Records for processing =>
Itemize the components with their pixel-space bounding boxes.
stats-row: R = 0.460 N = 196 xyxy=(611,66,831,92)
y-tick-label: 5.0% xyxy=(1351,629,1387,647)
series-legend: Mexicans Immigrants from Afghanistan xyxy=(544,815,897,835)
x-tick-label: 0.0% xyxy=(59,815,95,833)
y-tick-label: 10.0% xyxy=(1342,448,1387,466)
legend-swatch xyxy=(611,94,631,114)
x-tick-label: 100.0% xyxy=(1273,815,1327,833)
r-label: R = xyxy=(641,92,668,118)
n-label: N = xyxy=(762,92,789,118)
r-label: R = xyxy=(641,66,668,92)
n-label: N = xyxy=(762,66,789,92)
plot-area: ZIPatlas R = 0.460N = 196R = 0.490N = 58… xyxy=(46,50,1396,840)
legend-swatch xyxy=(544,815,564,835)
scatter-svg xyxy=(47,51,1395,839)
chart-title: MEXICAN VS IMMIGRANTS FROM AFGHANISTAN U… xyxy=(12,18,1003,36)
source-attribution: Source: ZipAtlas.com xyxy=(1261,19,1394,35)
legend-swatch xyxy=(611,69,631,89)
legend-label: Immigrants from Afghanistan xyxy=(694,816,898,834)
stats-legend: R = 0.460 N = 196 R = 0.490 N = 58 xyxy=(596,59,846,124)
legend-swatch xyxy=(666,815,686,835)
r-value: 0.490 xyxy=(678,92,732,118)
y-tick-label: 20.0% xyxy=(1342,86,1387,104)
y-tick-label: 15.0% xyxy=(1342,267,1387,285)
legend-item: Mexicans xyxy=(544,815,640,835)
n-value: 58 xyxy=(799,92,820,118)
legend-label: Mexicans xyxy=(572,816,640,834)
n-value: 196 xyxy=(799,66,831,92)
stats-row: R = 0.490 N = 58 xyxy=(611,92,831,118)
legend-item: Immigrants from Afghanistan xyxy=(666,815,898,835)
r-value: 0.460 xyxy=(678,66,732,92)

Goal =>
Rewrite the lines above, replacing each instance of "legend-swatch" with "color-key" and keeping everything else unchanged.

Exercise output =>
Itemize the components with their pixel-space bounding boxes.
stats-row: R = 0.460 N = 196 xyxy=(611,66,831,92)
y-tick-label: 5.0% xyxy=(1351,629,1387,647)
series-legend: Mexicans Immigrants from Afghanistan xyxy=(544,815,897,835)
x-tick-label: 0.0% xyxy=(59,815,95,833)
y-tick-label: 10.0% xyxy=(1342,448,1387,466)
color-key xyxy=(611,94,631,114)
x-tick-label: 100.0% xyxy=(1273,815,1327,833)
r-label: R = xyxy=(641,92,668,118)
n-label: N = xyxy=(762,92,789,118)
r-label: R = xyxy=(641,66,668,92)
n-label: N = xyxy=(762,66,789,92)
plot-area: ZIPatlas R = 0.460N = 196R = 0.490N = 58… xyxy=(46,50,1396,840)
color-key xyxy=(544,815,564,835)
scatter-svg xyxy=(47,51,1395,839)
chart-title: MEXICAN VS IMMIGRANTS FROM AFGHANISTAN U… xyxy=(12,18,1003,36)
source-attribution: Source: ZipAtlas.com xyxy=(1261,19,1394,35)
color-key xyxy=(611,69,631,89)
legend-label: Immigrants from Afghanistan xyxy=(694,816,898,834)
stats-legend: R = 0.460 N = 196 R = 0.490 N = 58 xyxy=(596,59,846,124)
color-key xyxy=(666,815,686,835)
r-value: 0.490 xyxy=(678,92,732,118)
y-tick-label: 20.0% xyxy=(1342,86,1387,104)
y-tick-label: 15.0% xyxy=(1342,267,1387,285)
legend-item: Mexicans xyxy=(544,815,640,835)
n-value: 58 xyxy=(799,92,820,118)
legend-label: Mexicans xyxy=(572,816,640,834)
n-value: 196 xyxy=(799,66,831,92)
stats-row: R = 0.490 N = 58 xyxy=(611,92,831,118)
legend-item: Immigrants from Afghanistan xyxy=(666,815,898,835)
r-value: 0.460 xyxy=(678,66,732,92)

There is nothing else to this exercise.